BEGIN Given entries
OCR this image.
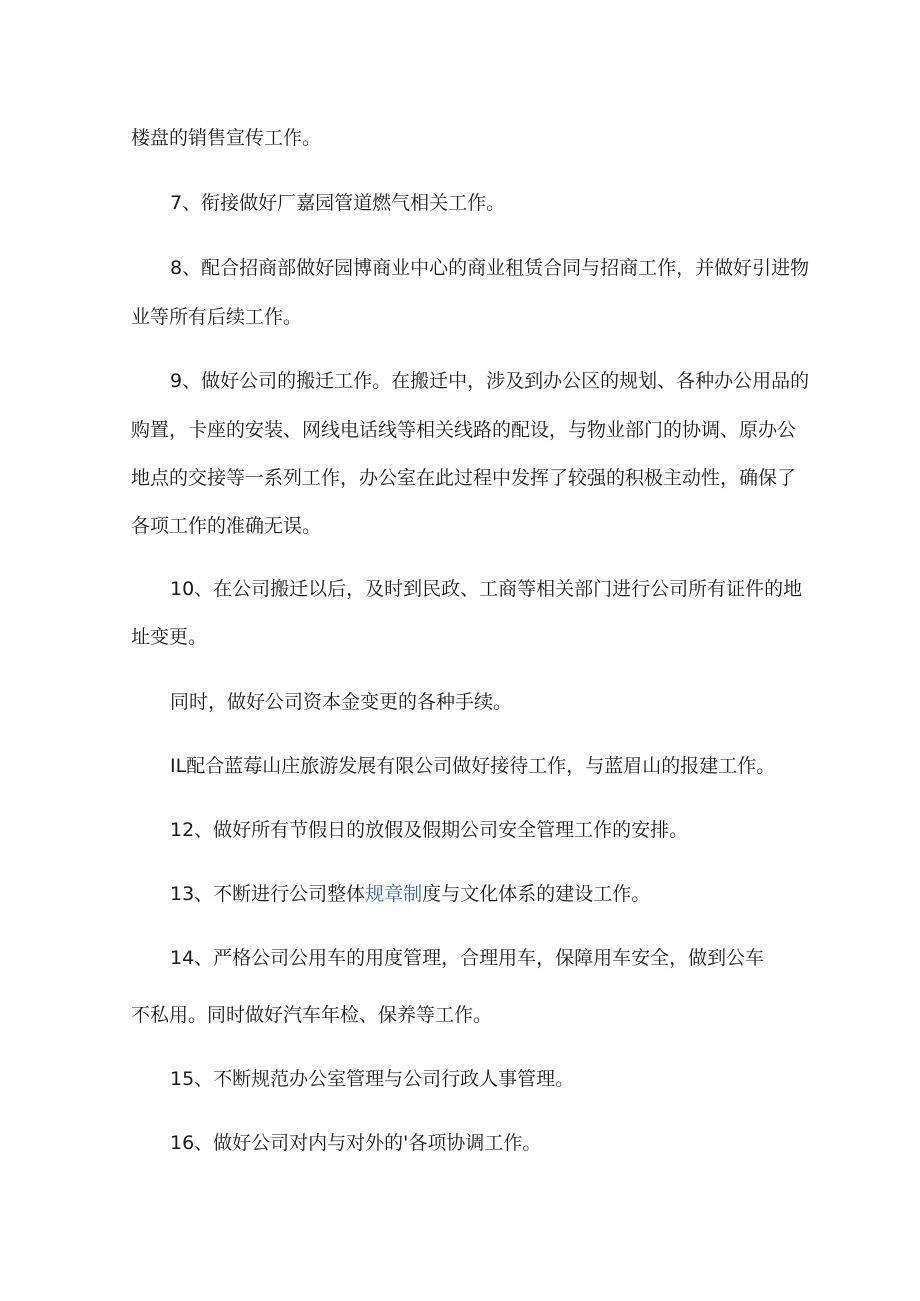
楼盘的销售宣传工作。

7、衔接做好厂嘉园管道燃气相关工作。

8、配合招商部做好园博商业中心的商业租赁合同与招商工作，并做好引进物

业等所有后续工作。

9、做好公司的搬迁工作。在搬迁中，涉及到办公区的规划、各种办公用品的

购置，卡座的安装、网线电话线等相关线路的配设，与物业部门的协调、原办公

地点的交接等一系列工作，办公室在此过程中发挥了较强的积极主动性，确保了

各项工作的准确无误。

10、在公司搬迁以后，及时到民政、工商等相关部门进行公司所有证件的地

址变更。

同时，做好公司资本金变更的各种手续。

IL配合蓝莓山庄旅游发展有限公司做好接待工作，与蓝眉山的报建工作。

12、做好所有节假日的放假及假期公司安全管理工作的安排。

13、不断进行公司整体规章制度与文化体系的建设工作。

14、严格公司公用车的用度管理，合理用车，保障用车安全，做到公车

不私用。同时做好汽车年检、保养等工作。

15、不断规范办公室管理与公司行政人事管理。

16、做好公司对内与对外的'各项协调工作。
END Given entries
- [Task to carry out] Set down the complete material exactly, but do not include the images.

- [The answer]
OCR this image.
楼盘的销售宣传工作。

7、衔接做好厂嘉园管道燃气相关工作。

8、配合招商部做好园博商业中心的商业租赁合同与招商工作，并做好引进物

业等所有后续工作。

9、做好公司的搬迁工作。在搬迁中，涉及到办公区的规划、各种办公用品的

购置，卡座的安装、网线电话线等相关线路的配设，与物业部门的协调、原办公

地点的交接等一系列工作，办公室在此过程中发挥了较强的积极主动性，确保了

各项工作的准确无误。

10、在公司搬迁以后，及时到民政、工商等相关部门进行公司所有证件的地

址变更。

同时，做好公司资本金变更的各种手续。

IL配合蓝莓山庄旅游发展有限公司做好接待工作，与蓝眉山的报建工作。

12、做好所有节假日的放假及假期公司安全管理工作的安排。

13、不断进行公司整体规章制度与文化体系的建设工作。

14、严格公司公用车的用度管理，合理用车，保障用车安全，做到公车

不私用。同时做好汽车年检、保养等工作。

15、不断规范办公室管理与公司行政人事管理。

16、做好公司对内与对外的'各项协调工作。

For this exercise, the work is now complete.